-------- Material --------

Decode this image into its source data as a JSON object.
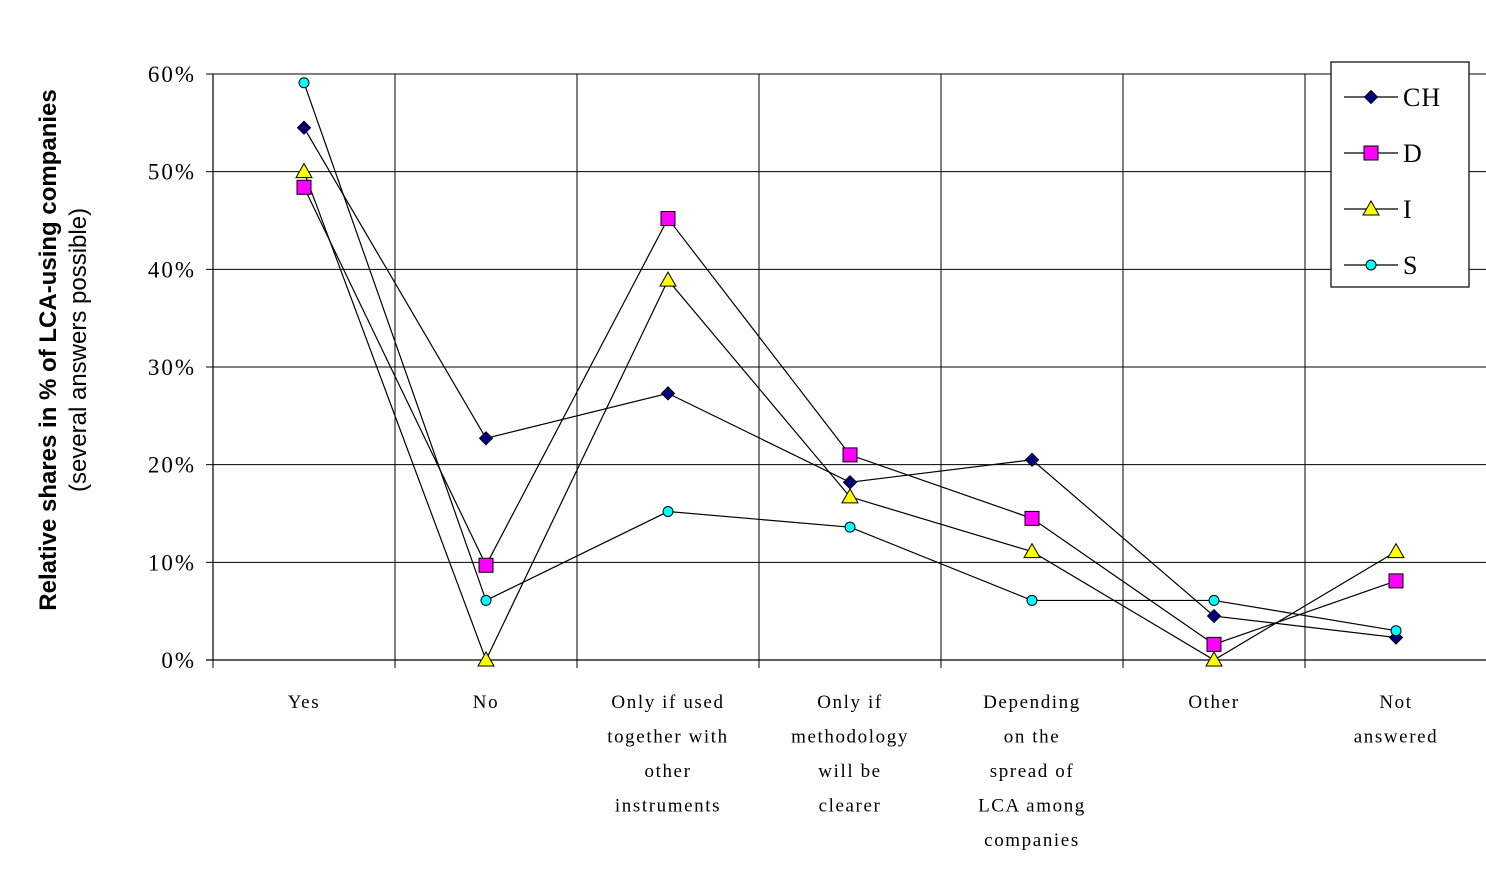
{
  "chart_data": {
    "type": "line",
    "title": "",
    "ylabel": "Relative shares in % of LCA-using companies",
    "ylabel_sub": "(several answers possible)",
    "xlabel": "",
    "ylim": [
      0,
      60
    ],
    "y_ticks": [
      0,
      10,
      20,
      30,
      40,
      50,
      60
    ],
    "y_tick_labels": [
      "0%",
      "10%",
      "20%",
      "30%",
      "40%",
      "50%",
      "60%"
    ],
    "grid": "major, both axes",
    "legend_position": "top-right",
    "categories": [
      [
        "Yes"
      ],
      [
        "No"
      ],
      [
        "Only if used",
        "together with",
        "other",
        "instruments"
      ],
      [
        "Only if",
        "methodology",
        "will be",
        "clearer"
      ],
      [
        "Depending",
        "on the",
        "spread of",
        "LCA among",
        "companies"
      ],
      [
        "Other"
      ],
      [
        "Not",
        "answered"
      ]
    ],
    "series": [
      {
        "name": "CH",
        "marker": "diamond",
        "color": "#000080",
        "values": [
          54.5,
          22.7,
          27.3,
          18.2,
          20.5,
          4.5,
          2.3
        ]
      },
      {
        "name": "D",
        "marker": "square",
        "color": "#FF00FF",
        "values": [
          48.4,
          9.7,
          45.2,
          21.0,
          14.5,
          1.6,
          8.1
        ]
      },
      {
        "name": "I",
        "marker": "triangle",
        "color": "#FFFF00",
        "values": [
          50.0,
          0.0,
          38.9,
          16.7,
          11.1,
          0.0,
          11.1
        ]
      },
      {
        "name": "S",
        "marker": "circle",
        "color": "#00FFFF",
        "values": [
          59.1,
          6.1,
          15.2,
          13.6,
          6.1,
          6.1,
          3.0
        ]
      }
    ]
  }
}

--------
-------- Material --------

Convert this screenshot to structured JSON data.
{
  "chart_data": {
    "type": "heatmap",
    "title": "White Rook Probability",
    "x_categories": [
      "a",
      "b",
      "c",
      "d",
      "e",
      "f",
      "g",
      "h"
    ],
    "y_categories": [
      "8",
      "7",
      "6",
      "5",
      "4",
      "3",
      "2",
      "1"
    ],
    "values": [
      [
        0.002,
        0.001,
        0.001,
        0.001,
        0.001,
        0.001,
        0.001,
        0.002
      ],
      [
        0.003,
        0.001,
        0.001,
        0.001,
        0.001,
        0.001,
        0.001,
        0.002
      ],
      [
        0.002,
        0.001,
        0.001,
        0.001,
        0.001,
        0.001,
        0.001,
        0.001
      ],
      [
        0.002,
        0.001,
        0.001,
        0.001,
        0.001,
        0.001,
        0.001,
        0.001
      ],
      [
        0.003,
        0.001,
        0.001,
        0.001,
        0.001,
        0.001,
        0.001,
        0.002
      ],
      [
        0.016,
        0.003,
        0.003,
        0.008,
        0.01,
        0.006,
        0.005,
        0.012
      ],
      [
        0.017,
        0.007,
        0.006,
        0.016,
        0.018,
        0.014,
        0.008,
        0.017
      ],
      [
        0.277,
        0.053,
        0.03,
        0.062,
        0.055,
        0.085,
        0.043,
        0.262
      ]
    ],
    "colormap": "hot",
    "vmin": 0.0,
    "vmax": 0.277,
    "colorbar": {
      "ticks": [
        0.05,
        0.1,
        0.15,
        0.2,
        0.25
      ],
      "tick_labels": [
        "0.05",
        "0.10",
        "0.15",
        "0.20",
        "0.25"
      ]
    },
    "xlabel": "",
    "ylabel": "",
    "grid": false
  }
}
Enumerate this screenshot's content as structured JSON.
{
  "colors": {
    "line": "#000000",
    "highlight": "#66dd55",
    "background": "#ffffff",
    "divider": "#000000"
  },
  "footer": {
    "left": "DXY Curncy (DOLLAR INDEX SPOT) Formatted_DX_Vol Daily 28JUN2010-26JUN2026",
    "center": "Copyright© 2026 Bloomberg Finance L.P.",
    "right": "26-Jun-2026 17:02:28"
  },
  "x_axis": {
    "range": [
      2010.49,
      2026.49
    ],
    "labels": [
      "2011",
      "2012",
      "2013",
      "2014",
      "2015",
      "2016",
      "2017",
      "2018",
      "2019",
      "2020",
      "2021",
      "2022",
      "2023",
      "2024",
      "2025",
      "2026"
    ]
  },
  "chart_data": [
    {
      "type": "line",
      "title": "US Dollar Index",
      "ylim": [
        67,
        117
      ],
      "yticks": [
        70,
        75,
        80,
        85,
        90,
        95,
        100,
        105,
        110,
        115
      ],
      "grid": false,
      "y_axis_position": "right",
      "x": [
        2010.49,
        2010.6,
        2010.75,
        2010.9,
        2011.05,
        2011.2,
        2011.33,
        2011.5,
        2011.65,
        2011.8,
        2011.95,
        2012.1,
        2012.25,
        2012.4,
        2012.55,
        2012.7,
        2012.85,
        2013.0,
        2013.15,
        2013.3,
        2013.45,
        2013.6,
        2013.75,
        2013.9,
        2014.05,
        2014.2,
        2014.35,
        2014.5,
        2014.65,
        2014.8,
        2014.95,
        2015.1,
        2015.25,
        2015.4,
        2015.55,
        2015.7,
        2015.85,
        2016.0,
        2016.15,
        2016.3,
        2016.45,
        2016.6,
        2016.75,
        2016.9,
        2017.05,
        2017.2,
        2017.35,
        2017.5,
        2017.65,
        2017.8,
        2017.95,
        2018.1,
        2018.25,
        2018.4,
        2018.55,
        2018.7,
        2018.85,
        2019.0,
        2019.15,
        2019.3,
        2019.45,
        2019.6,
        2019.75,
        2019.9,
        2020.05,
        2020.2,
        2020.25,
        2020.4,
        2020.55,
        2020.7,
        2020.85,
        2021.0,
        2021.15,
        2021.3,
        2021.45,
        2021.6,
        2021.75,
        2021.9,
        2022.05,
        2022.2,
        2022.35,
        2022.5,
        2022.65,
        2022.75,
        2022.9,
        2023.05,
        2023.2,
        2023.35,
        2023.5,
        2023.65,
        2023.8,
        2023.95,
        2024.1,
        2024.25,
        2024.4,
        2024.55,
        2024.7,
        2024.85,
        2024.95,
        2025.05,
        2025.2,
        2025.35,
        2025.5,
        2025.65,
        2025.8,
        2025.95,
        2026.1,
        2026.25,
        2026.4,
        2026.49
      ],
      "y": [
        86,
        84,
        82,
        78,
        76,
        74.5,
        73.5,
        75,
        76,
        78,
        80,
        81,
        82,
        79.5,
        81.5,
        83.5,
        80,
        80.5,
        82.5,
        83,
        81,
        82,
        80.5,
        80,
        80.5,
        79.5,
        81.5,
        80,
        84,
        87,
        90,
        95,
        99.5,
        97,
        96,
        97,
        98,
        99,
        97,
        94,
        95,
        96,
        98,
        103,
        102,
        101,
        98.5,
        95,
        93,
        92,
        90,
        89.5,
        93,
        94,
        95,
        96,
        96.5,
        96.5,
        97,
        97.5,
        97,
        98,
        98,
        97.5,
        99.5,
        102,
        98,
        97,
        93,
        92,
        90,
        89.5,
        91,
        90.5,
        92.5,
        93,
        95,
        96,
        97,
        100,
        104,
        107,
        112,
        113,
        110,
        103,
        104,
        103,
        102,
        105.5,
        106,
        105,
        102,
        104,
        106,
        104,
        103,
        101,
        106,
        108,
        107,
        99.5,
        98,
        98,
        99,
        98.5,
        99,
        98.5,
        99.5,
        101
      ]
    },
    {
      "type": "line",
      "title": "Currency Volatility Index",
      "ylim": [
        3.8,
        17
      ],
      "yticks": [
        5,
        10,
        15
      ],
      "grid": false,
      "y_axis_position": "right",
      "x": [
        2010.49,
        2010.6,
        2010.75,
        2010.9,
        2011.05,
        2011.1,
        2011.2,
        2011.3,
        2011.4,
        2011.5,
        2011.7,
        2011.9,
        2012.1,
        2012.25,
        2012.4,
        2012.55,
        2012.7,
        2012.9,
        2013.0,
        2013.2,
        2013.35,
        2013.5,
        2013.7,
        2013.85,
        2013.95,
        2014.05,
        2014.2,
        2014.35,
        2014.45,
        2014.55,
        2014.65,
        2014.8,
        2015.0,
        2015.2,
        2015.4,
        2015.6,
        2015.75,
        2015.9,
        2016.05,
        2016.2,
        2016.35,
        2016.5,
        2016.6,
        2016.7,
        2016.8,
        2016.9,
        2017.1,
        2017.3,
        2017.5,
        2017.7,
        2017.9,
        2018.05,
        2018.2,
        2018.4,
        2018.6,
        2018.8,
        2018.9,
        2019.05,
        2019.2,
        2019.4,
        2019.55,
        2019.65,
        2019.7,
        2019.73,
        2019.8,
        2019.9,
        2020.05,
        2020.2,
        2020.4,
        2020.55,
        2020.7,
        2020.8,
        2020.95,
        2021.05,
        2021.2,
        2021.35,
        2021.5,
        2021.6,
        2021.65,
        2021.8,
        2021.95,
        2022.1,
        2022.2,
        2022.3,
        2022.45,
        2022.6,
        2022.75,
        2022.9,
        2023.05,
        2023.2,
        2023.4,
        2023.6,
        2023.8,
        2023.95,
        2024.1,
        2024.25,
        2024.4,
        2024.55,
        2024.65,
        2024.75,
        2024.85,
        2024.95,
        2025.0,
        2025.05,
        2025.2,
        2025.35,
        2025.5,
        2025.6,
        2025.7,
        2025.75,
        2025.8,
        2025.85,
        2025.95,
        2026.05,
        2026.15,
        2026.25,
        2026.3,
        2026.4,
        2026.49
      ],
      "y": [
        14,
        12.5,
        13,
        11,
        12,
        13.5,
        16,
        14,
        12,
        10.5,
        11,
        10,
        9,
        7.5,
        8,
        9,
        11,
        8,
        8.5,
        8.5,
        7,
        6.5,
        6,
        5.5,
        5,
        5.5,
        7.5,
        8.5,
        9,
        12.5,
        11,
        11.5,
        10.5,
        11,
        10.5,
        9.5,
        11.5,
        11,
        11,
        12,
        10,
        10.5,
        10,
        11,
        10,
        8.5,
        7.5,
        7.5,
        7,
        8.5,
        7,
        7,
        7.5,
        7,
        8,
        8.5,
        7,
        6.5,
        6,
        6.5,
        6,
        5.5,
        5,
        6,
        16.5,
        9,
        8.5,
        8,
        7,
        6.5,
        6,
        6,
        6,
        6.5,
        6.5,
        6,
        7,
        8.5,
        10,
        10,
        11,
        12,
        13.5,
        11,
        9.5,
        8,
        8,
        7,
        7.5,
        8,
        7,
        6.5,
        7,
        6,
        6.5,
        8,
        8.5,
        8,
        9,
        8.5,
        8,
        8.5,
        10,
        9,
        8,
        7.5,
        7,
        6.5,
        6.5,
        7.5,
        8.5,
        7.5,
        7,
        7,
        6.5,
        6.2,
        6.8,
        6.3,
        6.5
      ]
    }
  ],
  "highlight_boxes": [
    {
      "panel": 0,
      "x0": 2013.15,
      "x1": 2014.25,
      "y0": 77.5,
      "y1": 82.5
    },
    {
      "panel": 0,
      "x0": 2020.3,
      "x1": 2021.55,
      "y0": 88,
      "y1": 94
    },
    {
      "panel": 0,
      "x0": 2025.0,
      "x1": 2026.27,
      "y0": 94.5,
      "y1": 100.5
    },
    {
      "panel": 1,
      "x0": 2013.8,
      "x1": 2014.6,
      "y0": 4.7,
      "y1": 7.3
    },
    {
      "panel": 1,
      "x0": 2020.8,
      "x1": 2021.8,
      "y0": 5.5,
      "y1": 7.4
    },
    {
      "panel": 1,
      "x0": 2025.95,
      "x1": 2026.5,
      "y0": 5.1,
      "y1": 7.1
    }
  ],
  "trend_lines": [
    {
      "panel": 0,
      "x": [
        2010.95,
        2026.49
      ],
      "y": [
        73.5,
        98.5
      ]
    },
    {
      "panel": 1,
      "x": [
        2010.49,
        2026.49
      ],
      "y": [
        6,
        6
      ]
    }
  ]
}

--------

[What you have to do] Determine the number of lines in the listing that contain the string "companies". Write that number and nothing else.

[In response] 2